▼
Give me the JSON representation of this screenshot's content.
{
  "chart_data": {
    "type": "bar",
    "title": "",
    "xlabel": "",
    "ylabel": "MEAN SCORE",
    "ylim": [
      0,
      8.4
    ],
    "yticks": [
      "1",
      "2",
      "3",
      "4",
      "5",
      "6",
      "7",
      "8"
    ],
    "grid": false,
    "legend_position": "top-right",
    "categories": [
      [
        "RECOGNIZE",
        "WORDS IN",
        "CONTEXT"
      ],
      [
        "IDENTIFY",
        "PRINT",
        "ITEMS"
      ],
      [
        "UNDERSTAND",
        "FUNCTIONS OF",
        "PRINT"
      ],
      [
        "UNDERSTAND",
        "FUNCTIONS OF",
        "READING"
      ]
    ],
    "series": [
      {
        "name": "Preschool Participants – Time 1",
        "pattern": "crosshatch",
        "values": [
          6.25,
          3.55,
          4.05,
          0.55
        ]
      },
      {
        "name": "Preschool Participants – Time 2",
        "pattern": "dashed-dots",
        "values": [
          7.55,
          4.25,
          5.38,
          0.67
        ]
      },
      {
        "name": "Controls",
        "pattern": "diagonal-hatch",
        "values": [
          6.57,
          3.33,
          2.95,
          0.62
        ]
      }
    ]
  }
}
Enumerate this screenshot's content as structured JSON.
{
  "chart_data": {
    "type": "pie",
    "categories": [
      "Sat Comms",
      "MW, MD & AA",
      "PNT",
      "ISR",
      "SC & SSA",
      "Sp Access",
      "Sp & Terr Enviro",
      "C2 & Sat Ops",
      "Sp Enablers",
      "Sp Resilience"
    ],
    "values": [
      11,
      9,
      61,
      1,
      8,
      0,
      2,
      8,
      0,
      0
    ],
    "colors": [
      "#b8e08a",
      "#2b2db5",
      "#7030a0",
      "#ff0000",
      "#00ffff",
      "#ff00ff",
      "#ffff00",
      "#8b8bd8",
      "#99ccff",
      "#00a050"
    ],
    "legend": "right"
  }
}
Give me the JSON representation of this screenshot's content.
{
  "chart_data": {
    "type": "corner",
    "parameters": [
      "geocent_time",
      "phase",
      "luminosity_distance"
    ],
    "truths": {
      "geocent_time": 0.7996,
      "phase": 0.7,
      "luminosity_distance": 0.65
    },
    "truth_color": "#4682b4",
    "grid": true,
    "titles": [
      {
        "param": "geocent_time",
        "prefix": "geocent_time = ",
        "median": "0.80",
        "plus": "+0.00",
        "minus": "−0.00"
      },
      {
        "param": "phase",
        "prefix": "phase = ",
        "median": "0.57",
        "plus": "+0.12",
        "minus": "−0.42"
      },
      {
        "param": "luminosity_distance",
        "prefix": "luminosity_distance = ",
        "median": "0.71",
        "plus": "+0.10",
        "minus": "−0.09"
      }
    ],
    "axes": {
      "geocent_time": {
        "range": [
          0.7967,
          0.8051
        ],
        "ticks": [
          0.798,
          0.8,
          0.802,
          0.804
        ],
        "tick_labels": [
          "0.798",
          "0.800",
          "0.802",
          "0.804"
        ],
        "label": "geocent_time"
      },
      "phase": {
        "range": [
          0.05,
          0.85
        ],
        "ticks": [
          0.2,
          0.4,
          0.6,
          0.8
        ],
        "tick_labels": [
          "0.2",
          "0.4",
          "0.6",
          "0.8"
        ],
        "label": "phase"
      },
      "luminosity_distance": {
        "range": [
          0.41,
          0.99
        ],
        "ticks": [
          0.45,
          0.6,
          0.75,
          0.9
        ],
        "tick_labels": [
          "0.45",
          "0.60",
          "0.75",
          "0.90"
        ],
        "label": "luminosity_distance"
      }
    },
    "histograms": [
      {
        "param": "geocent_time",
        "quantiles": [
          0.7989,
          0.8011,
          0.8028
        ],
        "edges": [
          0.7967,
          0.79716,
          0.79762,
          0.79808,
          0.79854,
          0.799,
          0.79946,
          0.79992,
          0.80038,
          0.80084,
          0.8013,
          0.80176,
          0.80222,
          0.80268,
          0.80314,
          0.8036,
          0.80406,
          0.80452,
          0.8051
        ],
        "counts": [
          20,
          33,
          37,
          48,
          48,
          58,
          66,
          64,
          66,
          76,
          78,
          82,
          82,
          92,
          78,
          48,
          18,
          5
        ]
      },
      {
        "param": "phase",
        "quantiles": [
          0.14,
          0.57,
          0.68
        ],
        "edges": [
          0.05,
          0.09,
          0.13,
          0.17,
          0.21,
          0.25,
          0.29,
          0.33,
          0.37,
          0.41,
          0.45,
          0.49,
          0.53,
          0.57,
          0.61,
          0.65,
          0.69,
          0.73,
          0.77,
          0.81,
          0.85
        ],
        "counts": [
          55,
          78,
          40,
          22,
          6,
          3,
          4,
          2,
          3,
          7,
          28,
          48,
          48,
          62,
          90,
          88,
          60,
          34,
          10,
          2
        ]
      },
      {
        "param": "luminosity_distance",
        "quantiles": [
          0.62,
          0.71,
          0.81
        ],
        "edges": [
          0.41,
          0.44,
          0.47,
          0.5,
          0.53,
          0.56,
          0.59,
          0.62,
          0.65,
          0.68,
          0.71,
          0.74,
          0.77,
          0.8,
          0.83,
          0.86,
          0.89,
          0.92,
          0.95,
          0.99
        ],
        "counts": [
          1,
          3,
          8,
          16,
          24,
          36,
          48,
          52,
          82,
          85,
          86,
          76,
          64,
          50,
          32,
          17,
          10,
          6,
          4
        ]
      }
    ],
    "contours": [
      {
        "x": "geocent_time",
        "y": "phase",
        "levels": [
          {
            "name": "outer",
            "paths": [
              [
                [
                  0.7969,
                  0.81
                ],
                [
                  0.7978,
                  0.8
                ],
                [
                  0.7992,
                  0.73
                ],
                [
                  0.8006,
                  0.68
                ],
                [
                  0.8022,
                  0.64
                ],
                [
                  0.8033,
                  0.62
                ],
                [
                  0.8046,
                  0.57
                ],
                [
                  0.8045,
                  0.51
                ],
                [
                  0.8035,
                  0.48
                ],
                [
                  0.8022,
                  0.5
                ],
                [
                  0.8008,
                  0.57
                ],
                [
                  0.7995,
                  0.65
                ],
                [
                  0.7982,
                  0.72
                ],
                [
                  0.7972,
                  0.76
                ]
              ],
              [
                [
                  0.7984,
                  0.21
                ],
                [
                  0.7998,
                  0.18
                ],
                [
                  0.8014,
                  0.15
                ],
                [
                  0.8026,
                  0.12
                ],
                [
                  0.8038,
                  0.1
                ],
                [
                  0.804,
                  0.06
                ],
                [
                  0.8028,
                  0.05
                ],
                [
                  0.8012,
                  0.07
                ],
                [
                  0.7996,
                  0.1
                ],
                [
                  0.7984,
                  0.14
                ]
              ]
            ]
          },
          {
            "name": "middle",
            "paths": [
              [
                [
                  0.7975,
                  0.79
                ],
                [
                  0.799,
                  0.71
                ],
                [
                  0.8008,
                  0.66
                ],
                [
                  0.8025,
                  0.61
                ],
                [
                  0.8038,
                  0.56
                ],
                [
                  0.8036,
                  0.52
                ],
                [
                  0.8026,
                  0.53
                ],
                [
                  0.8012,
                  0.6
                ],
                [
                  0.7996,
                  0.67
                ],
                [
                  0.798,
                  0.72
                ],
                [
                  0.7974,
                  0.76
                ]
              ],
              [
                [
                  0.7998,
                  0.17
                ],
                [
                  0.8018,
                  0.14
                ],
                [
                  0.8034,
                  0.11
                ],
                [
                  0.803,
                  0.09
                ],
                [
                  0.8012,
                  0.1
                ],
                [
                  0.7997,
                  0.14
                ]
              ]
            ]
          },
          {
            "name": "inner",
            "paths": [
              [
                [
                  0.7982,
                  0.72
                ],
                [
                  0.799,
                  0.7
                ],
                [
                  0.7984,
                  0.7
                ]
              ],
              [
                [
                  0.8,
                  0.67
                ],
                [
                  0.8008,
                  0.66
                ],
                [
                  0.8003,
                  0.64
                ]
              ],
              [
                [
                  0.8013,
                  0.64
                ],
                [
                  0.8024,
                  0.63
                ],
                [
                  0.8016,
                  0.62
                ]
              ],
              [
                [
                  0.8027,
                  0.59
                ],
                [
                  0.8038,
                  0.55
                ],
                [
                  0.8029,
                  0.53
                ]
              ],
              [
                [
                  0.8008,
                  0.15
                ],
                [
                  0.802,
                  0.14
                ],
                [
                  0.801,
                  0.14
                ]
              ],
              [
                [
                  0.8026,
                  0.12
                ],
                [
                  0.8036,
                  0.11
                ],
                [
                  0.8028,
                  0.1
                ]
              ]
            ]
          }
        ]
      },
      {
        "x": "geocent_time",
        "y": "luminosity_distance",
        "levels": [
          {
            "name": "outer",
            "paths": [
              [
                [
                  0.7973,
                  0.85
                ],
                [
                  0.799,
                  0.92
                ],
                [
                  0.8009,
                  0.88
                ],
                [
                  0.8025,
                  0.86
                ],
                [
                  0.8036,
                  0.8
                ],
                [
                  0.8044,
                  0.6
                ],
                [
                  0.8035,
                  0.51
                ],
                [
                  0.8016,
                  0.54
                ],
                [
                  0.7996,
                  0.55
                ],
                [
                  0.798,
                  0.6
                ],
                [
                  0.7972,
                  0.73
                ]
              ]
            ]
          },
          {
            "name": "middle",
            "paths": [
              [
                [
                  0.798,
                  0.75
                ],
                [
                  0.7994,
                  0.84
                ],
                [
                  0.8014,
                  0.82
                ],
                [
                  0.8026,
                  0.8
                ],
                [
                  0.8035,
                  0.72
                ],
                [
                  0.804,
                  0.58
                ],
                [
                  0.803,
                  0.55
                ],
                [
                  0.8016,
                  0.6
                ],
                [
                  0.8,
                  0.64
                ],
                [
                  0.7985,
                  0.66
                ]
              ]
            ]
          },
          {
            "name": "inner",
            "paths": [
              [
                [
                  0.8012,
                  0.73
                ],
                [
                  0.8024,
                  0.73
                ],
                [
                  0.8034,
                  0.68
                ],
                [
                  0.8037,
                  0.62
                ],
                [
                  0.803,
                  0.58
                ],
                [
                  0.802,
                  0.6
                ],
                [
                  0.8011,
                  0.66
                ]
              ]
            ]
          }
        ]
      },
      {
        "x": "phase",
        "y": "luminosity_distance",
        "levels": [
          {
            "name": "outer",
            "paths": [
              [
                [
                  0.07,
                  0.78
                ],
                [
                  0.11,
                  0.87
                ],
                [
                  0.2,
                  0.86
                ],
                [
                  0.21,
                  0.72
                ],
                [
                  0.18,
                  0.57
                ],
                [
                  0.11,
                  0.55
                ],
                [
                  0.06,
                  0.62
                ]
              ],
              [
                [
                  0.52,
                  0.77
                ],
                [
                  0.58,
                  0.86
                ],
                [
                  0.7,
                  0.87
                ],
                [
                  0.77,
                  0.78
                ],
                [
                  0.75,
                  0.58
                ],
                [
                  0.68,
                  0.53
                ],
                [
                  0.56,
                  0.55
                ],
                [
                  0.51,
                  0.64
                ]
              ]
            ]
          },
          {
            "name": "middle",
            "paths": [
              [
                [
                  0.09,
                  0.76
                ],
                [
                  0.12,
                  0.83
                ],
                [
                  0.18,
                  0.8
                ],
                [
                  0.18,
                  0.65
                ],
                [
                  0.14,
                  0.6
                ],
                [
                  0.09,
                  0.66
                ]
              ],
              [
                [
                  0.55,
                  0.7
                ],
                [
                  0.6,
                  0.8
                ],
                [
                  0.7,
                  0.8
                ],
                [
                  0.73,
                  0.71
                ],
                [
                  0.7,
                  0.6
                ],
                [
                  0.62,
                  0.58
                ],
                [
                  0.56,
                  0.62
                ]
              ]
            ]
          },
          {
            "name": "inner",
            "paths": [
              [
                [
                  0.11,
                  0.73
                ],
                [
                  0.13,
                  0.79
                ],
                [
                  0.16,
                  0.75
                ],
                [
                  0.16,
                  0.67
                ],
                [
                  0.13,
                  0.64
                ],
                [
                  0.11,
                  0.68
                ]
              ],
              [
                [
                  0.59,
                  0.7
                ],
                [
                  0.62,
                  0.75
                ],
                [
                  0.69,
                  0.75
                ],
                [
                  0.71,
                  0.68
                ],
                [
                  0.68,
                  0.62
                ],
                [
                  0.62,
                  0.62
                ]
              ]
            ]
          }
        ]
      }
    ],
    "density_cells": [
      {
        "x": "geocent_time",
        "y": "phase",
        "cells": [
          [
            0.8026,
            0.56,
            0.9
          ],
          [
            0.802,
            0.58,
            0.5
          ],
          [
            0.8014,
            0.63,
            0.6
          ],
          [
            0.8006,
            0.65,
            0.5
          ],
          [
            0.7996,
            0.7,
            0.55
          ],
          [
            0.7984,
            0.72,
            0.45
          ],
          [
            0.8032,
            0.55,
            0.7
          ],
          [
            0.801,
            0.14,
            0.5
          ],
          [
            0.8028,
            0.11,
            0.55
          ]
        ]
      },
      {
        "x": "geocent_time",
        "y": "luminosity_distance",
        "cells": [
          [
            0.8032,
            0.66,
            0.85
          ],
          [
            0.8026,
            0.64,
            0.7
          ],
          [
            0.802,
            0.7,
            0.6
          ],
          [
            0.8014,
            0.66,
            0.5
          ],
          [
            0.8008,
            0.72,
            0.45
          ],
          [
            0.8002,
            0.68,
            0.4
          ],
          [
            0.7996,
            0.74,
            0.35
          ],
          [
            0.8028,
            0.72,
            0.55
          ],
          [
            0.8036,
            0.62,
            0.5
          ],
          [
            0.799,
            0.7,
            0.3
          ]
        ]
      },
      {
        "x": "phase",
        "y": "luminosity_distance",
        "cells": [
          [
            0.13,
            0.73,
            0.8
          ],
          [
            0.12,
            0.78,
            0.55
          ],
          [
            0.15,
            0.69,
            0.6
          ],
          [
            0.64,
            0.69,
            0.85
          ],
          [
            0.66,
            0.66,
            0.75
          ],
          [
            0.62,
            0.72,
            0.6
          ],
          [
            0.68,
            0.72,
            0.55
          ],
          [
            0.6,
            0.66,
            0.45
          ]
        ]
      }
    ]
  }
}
▲
Given instruction
Show every line of the records above that contains the word "phase".

Result of the exercise
      "phase",
      "phase": 0.7,
        "param": "phase",
        "prefix": "phase = ",
      "phase": {
        "label": "phase"
        "param": "phase",
        "y": "phase",
        "x": "phase",
        "y": "phase",
        "x": "phase",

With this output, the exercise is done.